WHAT IS ASKED
Find the string "сельского" in the data, then copy every line where it is found.

PROVIDED DATA
◇ ◇ ◇

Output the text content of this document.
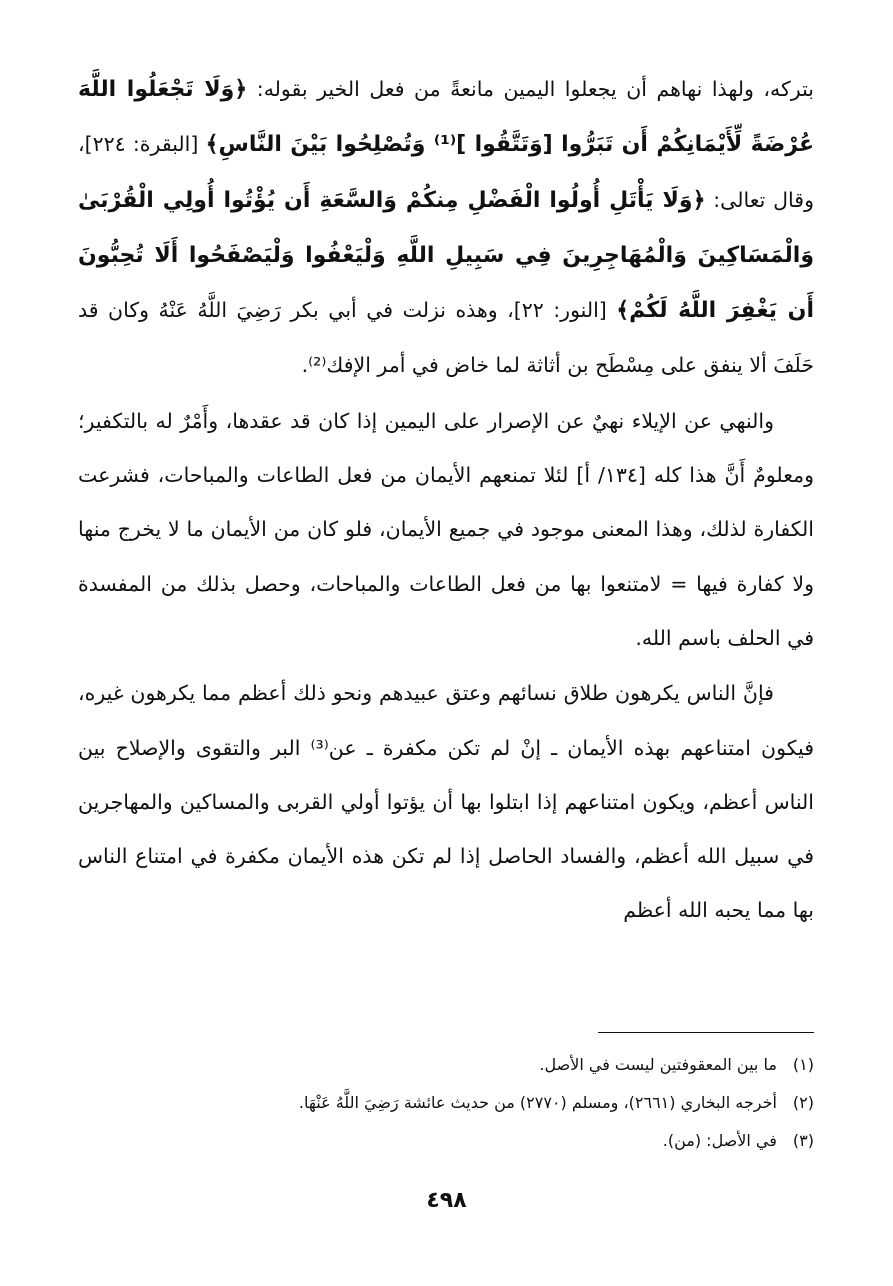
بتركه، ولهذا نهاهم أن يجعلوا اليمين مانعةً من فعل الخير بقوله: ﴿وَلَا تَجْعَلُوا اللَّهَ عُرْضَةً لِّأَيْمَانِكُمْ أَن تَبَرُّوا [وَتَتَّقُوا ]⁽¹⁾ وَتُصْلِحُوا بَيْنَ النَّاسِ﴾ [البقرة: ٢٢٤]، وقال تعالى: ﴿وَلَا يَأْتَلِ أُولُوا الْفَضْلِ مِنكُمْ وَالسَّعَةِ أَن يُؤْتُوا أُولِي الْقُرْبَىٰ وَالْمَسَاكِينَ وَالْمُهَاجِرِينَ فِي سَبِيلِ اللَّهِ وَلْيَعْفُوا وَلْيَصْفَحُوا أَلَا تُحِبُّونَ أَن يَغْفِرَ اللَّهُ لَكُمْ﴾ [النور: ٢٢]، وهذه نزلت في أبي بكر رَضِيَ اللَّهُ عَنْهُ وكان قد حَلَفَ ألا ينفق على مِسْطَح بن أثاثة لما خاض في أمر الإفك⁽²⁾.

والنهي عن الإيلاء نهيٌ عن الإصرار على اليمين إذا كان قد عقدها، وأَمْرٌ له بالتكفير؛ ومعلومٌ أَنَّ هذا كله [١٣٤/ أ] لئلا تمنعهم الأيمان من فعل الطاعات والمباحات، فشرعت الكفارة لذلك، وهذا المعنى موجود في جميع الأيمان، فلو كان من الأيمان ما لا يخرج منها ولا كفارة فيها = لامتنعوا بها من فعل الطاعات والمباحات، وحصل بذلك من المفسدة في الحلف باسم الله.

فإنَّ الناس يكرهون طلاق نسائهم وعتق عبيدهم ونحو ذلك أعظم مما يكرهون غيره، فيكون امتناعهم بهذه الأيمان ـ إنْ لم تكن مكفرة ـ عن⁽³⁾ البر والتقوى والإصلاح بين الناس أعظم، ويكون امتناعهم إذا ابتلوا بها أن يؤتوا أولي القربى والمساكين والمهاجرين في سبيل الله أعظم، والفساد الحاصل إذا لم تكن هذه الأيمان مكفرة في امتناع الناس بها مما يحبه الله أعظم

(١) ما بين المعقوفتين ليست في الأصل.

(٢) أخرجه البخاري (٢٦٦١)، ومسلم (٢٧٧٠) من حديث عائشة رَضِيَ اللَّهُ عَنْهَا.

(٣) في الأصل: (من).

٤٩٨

◇ ◇ ◇

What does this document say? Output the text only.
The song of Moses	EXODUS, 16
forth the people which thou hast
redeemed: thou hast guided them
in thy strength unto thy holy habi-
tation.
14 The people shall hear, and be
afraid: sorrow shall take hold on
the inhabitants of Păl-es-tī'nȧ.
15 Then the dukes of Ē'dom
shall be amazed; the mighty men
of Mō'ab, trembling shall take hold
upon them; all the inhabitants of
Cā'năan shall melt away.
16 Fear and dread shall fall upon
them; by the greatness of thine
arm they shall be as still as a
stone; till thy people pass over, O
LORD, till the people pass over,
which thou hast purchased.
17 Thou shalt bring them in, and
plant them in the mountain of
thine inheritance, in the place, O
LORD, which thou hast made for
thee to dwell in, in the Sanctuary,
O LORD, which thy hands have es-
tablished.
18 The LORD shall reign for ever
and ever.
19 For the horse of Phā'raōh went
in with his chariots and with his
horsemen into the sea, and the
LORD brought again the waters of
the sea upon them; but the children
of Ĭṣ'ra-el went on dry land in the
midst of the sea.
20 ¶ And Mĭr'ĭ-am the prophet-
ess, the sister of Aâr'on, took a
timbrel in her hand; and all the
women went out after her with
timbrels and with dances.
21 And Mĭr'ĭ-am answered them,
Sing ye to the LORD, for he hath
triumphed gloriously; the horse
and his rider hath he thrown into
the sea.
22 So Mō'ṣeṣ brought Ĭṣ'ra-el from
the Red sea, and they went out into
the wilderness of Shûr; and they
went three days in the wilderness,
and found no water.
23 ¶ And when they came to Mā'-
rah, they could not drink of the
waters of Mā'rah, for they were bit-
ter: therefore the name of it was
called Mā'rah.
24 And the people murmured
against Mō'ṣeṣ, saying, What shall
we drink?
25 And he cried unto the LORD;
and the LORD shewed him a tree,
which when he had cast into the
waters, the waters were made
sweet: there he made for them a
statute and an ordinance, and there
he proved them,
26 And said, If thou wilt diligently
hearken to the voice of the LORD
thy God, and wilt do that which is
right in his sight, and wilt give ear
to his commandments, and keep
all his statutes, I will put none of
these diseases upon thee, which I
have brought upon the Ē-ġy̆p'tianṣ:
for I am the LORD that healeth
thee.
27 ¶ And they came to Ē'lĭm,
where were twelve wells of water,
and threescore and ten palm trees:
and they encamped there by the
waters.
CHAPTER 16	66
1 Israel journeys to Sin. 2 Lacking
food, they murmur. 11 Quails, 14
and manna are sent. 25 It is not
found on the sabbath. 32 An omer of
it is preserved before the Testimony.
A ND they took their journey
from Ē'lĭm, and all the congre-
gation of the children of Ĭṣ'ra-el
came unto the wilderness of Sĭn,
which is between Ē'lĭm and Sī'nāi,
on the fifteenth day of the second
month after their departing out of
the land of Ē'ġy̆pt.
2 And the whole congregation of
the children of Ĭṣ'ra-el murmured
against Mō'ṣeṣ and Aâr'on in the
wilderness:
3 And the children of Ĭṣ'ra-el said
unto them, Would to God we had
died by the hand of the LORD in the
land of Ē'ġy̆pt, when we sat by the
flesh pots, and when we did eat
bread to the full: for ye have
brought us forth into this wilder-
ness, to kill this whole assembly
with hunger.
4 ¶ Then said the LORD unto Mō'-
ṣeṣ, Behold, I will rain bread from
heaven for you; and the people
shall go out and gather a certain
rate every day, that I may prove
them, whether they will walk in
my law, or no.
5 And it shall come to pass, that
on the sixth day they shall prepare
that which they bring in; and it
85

◇ ◇ ◇

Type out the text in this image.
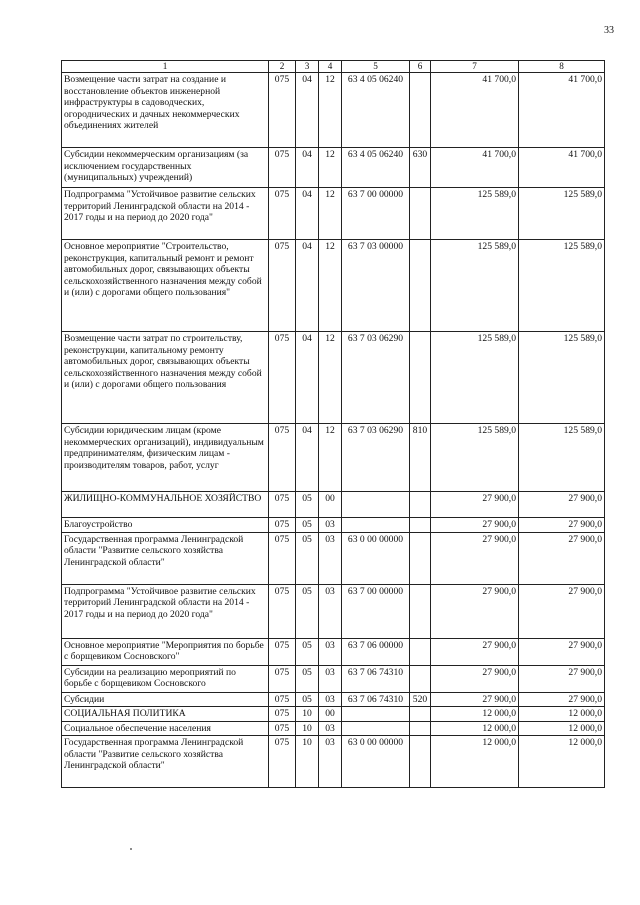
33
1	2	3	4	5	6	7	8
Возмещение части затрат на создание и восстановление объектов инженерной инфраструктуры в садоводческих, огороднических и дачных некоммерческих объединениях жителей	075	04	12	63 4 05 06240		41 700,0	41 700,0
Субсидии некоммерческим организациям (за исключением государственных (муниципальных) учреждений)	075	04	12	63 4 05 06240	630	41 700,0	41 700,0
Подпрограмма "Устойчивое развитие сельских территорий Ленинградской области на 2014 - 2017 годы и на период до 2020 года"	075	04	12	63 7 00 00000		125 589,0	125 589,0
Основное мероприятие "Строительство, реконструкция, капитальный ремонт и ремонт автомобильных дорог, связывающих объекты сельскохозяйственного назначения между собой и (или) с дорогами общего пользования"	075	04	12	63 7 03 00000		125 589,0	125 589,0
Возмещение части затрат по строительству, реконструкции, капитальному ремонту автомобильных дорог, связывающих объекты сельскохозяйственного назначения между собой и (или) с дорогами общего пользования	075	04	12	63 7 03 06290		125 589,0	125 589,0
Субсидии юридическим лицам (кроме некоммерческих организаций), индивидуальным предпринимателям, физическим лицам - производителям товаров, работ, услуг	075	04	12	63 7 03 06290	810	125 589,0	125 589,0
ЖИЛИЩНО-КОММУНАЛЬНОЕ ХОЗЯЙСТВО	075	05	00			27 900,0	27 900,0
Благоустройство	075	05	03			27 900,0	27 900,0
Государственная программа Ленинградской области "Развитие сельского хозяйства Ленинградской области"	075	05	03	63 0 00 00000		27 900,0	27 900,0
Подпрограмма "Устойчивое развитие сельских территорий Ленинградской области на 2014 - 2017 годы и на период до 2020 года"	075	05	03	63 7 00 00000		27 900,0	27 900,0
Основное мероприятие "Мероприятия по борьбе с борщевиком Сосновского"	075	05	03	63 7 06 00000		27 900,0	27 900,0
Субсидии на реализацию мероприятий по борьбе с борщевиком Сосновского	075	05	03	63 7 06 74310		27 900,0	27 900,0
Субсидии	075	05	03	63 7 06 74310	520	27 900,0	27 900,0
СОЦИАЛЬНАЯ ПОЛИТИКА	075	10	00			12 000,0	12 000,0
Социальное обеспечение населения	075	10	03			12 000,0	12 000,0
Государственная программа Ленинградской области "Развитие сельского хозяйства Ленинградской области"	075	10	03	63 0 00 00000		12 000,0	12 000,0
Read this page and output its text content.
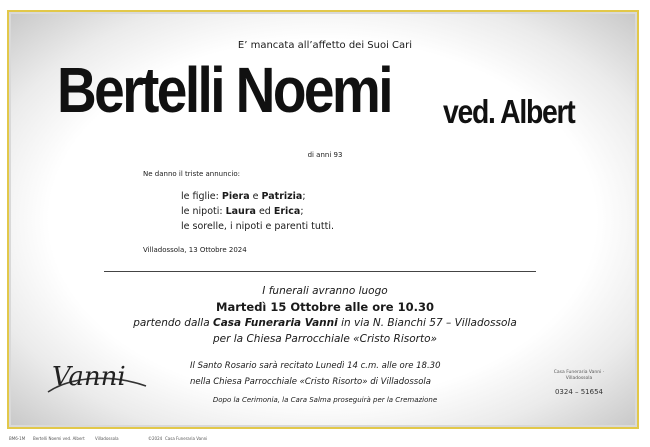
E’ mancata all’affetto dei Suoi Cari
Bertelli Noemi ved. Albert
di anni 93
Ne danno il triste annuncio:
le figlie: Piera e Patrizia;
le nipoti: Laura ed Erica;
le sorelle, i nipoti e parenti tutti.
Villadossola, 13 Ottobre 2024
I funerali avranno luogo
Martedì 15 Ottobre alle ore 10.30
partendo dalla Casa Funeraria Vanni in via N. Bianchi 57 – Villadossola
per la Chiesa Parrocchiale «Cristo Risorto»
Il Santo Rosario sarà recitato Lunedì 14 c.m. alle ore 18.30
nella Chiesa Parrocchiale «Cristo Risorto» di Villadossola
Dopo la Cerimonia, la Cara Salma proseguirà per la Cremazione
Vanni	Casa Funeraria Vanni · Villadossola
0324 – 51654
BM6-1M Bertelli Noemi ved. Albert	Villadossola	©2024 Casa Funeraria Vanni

◇ ◇ ◇

ANSWER TO THIS TASK
Государственная программа Ленинградской области "Развитие сельского хозяйства Ленинградской области"	075	05	03	63 0 00 00000		27 900,0	27 900,0
Государственная программа Ленинградской области "Развитие сельского хозяйства Ленинградской области"	075	10	03	63 0 00 00000		12 000,0	12 000,0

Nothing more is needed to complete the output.